◆ **What you will do**: Return each line of the listing below, unchanged, and omit the images.

::::

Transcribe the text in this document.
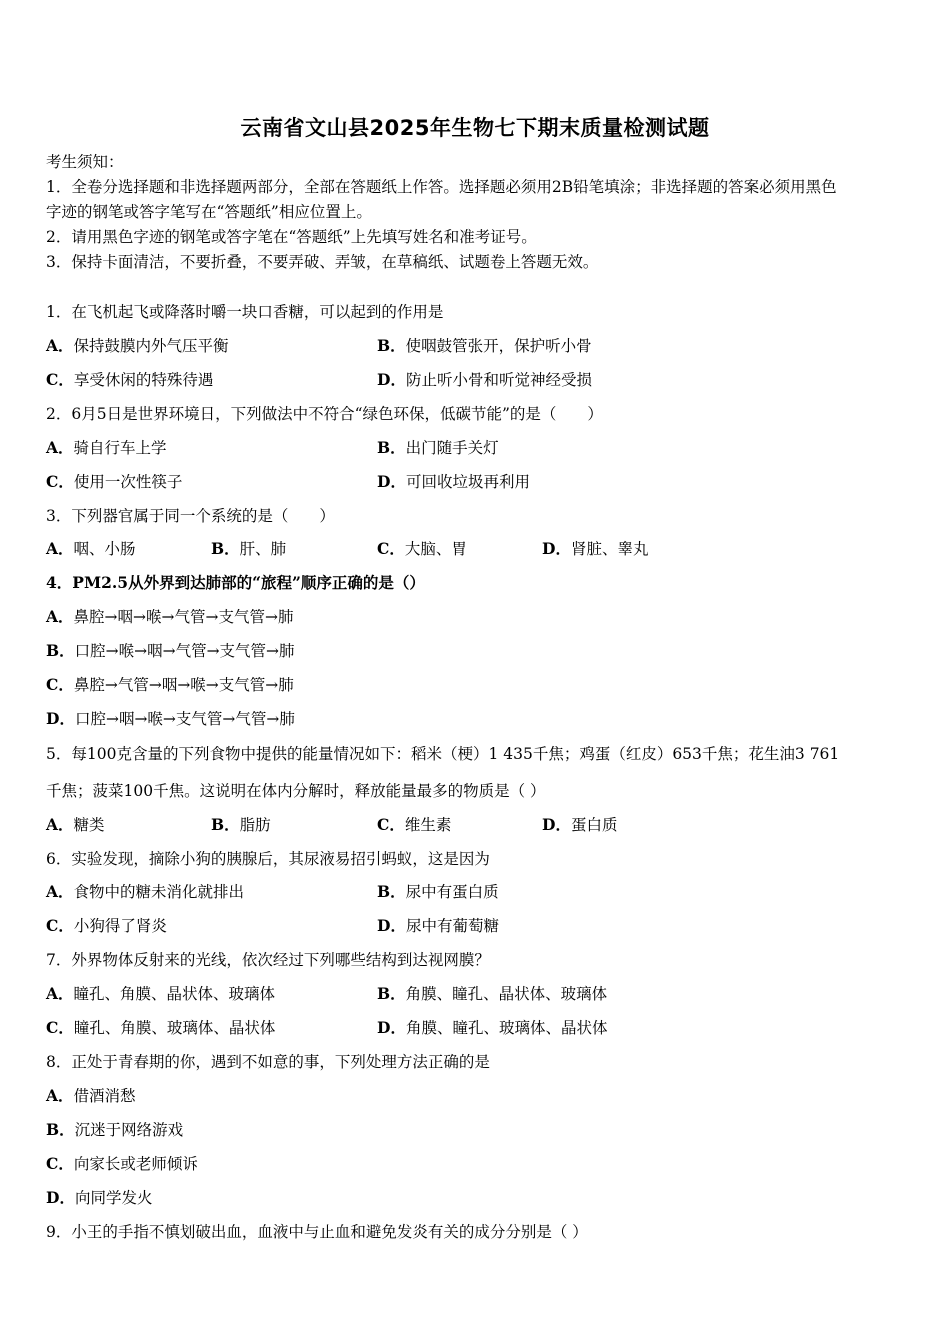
云南省文山县2025年生物七下期末质量检测试题
考生须知：
1．全卷分选择题和非选择题两部分，全部在答题纸上作答。选择题必须用2B铅笔填涂；非选择题的答案必须用黑色
字迹的钢笔或答字笔写在“答题纸”相应位置上。
2．请用黑色字迹的钢笔或答字笔在“答题纸”上先填写姓名和准考证号。
3．保持卡面清洁，不要折叠，不要弄破、弄皱，在草稿纸、试题卷上答题无效。
1．在飞机起飞或降落时嚼一块口香糖，可以起到的作用是
A．保持鼓膜内外气压平衡	B．使咽鼓管张开，保护听小骨
C．享受休闲的特殊待遇	D．防止听小骨和听觉神经受损
2．6月5日是世界环境日，下列做法中不符合“绿色环保，低碳节能”的是（　　）
A．骑自行车上学	B．出门随手关灯
C．使用一次性筷子	D．可回收垃圾再利用
3．下列器官属于同一个系统的是（　　）
A．咽、小肠	B．肝、肺	C．大脑、胃	D．肾脏、睾丸
4．PM2.5从外界到达肺部的“旅程”顺序正确的是（）
A．鼻腔→咽→喉→气管→支气管→肺
B．口腔→喉→咽→气管→支气管→肺
C．鼻腔→气管→咽→喉→支气管→肺
D．口腔→咽→喉→支气管→气管→肺
5．每100克含量的下列食物中提供的能量情况如下：稻米（梗）1 435千焦；鸡蛋（红皮）653千焦；花生油3 761
千焦；菠菜100千焦。这说明在体内分解时，释放能量最多的物质是（ ）
A．糖类	B．脂肪	C．维生素	D．蛋白质
6．实验发现，摘除小狗的胰腺后，其尿液易招引蚂蚁，这是因为
A．食物中的糖未消化就排出	B．尿中有蛋白质
C．小狗得了肾炎	D．尿中有葡萄糖
7．外界物体反射来的光线，依次经过下列哪些结构到达视网膜？
A．瞳孔、角膜、晶状体、玻璃体	B．角膜、瞳孔、晶状体、玻璃体
C．瞳孔、角膜、玻璃体、晶状体	D．角膜、瞳孔、玻璃体、晶状体
8．正处于青春期的你，遇到不如意的事，下列处理方法正确的是
A．借酒消愁
B．沉迷于网络游戏
C．向家长或老师倾诉
D．向同学发火
9．小王的手指不慎划破出血，血液中与止血和避免发炎有关的成分分别是（ ）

::::

◆ **Expected answer**:
Transcribe the text in this document.
云南省文山县2025年生物七下期末质量检测试题
考生须知：
1．全卷分选择题和非选择题两部分，全部在答题纸上作答。选择题必须用2B铅笔填涂；非选择题的答案必须用黑色
字迹的钢笔或答字笔写在“答题纸”相应位置上。
2．请用黑色字迹的钢笔或答字笔在“答题纸”上先填写姓名和准考证号。
3．保持卡面清洁，不要折叠，不要弄破、弄皱，在草稿纸、试题卷上答题无效。
1．在飞机起飞或降落时嚼一块口香糖，可以起到的作用是
A．保持鼓膜内外气压平衡	B．使咽鼓管张开，保护听小骨
C．享受休闲的特殊待遇	D．防止听小骨和听觉神经受损
2．6月5日是世界环境日，下列做法中不符合“绿色环保，低碳节能”的是（　　）
A．骑自行车上学	B．出门随手关灯
C．使用一次性筷子	D．可回收垃圾再利用
3．下列器官属于同一个系统的是（　　）
A．咽、小肠	B．肝、肺	C．大脑、胃	D．肾脏、睾丸
4．PM2.5从外界到达肺部的“旅程”顺序正确的是（）
A．鼻腔→咽→喉→气管→支气管→肺
B．口腔→喉→咽→气管→支气管→肺
C．鼻腔→气管→咽→喉→支气管→肺
D．口腔→咽→喉→支气管→气管→肺
5．每100克含量的下列食物中提供的能量情况如下：稻米（梗）1 435千焦；鸡蛋（红皮）653千焦；花生油3 761
千焦；菠菜100千焦。这说明在体内分解时，释放能量最多的物质是（ ）
A．糖类	B．脂肪	C．维生素	D．蛋白质
6．实验发现，摘除小狗的胰腺后，其尿液易招引蚂蚁，这是因为
A．食物中的糖未消化就排出	B．尿中有蛋白质
C．小狗得了肾炎	D．尿中有葡萄糖
7．外界物体反射来的光线，依次经过下列哪些结构到达视网膜？
A．瞳孔、角膜、晶状体、玻璃体	B．角膜、瞳孔、晶状体、玻璃体
C．瞳孔、角膜、玻璃体、晶状体	D．角膜、瞳孔、玻璃体、晶状体
8．正处于青春期的你，遇到不如意的事，下列处理方法正确的是
A．借酒消愁
B．沉迷于网络游戏
C．向家长或老师倾诉
D．向同学发火
9．小王的手指不慎划破出血，血液中与止血和避免发炎有关的成分分别是（ ）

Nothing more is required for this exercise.